◆ **WHAT THIS TASK INVOLVES**: Filter this data down to the lines that hold "backgroundColor", and copy them.

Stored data
■ ■ ■ ■ ■
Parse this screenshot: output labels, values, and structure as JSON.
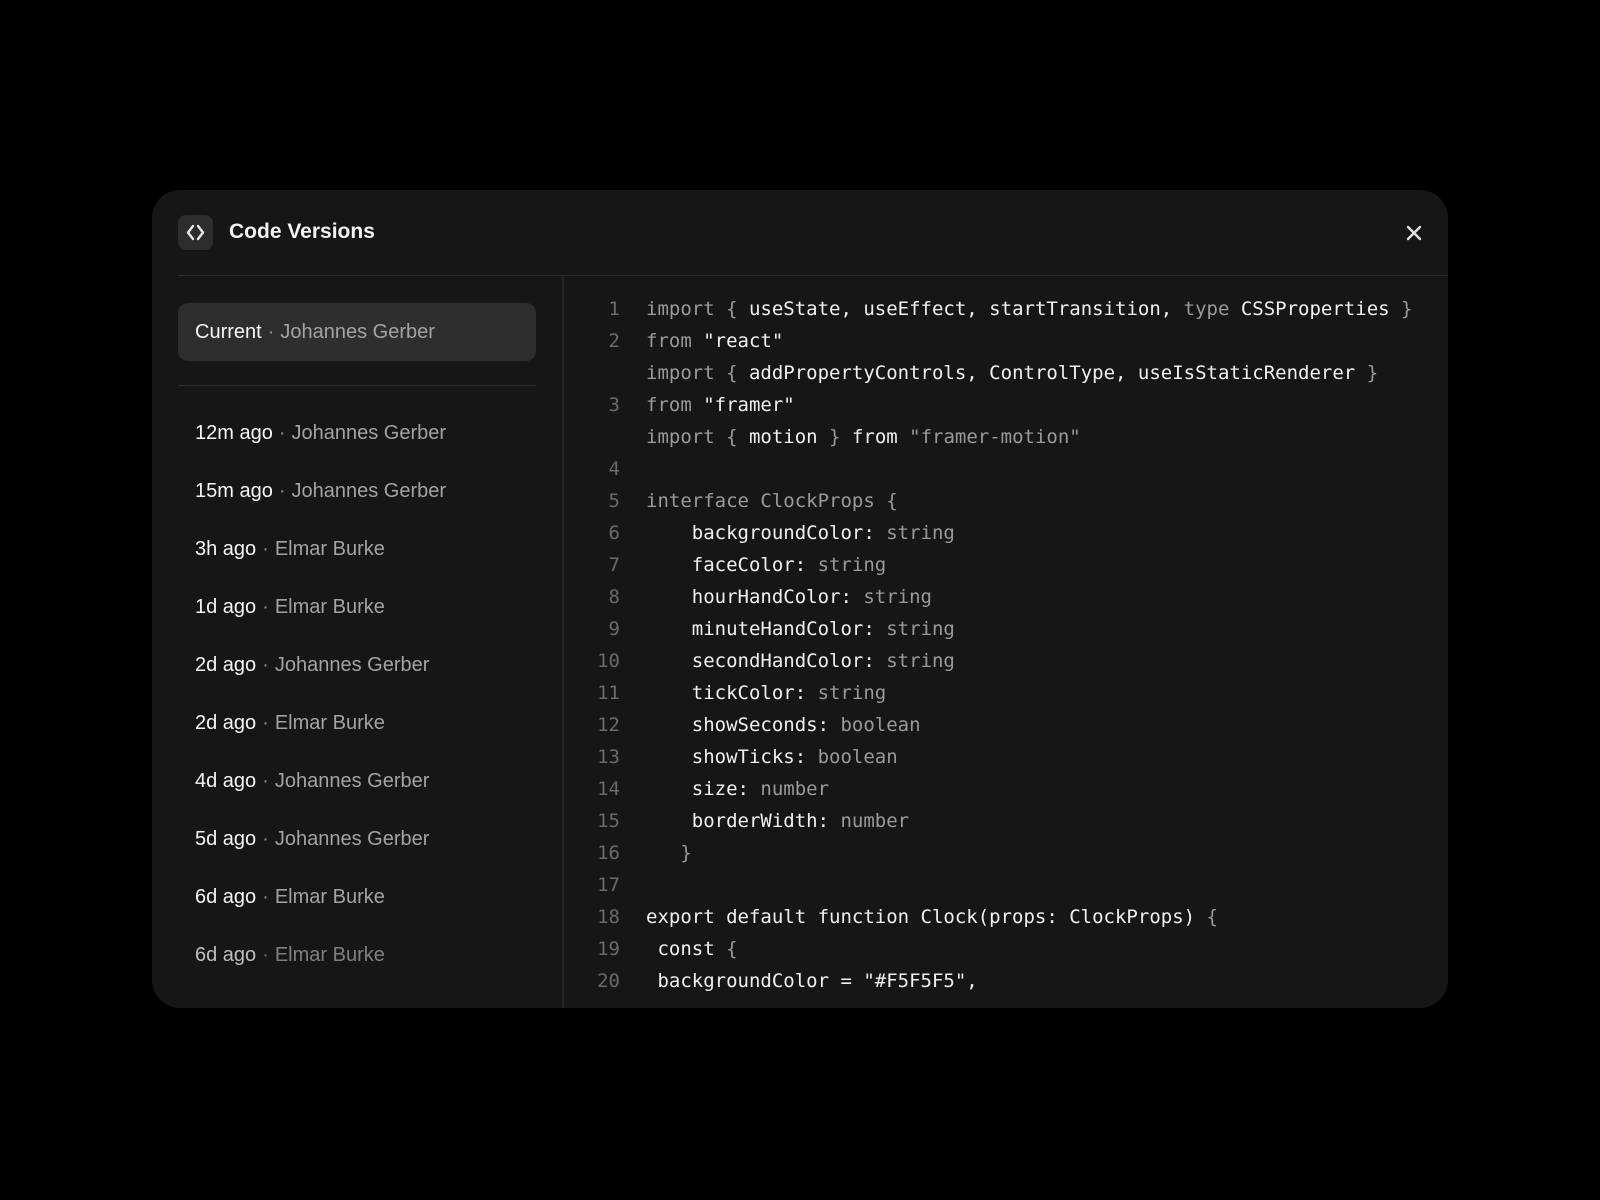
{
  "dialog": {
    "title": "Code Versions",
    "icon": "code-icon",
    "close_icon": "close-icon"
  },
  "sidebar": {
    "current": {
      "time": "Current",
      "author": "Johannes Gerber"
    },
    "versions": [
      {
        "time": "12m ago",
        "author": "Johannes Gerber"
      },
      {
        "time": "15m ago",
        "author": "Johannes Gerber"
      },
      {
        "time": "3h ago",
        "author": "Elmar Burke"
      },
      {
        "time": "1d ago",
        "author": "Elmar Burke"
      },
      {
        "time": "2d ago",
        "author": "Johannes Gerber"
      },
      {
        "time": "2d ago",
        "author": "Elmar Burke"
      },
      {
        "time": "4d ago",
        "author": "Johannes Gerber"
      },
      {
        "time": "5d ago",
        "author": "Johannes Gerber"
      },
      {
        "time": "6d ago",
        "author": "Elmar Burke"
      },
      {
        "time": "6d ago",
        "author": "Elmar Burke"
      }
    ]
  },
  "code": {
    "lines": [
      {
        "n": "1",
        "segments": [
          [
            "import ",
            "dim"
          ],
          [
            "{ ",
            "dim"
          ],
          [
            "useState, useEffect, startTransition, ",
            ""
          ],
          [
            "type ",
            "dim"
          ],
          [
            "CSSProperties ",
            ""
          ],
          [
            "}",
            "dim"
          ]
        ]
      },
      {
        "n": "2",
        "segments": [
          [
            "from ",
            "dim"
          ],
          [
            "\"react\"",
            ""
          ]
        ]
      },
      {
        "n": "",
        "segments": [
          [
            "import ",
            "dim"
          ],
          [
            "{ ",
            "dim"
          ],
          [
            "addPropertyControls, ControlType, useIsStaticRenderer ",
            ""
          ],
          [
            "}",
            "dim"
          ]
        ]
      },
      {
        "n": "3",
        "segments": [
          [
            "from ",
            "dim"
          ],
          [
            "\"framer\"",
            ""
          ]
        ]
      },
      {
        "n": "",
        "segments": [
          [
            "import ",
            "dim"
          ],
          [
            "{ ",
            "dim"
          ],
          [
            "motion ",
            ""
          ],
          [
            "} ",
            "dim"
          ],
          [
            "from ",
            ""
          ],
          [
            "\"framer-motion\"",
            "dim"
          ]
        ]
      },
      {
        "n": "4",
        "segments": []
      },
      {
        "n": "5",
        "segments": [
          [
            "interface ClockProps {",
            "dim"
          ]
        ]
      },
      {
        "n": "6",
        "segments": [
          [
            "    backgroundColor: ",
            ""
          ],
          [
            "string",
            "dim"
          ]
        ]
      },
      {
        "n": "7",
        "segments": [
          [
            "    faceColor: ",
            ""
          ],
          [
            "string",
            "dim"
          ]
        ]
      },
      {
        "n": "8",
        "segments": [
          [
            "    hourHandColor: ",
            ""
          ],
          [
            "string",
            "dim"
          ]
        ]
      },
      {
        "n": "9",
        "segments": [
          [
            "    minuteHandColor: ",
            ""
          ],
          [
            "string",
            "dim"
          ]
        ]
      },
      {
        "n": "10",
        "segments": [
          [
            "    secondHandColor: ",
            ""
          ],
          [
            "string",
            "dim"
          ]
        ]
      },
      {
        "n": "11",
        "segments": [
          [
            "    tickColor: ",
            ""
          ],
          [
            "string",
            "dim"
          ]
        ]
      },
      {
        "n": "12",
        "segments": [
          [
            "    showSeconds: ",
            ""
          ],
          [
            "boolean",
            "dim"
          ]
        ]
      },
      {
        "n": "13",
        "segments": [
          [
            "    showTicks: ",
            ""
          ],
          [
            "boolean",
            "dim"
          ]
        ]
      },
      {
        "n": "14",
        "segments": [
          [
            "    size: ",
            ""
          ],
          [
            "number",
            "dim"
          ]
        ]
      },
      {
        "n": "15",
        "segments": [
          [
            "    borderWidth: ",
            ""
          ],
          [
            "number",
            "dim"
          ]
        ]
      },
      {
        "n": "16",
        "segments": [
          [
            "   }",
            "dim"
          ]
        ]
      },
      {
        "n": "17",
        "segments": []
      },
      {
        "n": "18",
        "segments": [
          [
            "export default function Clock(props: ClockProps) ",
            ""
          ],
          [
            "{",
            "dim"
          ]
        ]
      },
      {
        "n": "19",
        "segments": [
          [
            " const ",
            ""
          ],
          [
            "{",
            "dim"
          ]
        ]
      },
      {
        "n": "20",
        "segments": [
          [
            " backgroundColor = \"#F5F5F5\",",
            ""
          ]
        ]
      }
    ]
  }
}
■ ■ ■ ■ ■
◆ **RESPONSE TO THE EXERCISE**:
            "    backgroundColor: ",
            " backgroundColor = \"#F5F5F5\",",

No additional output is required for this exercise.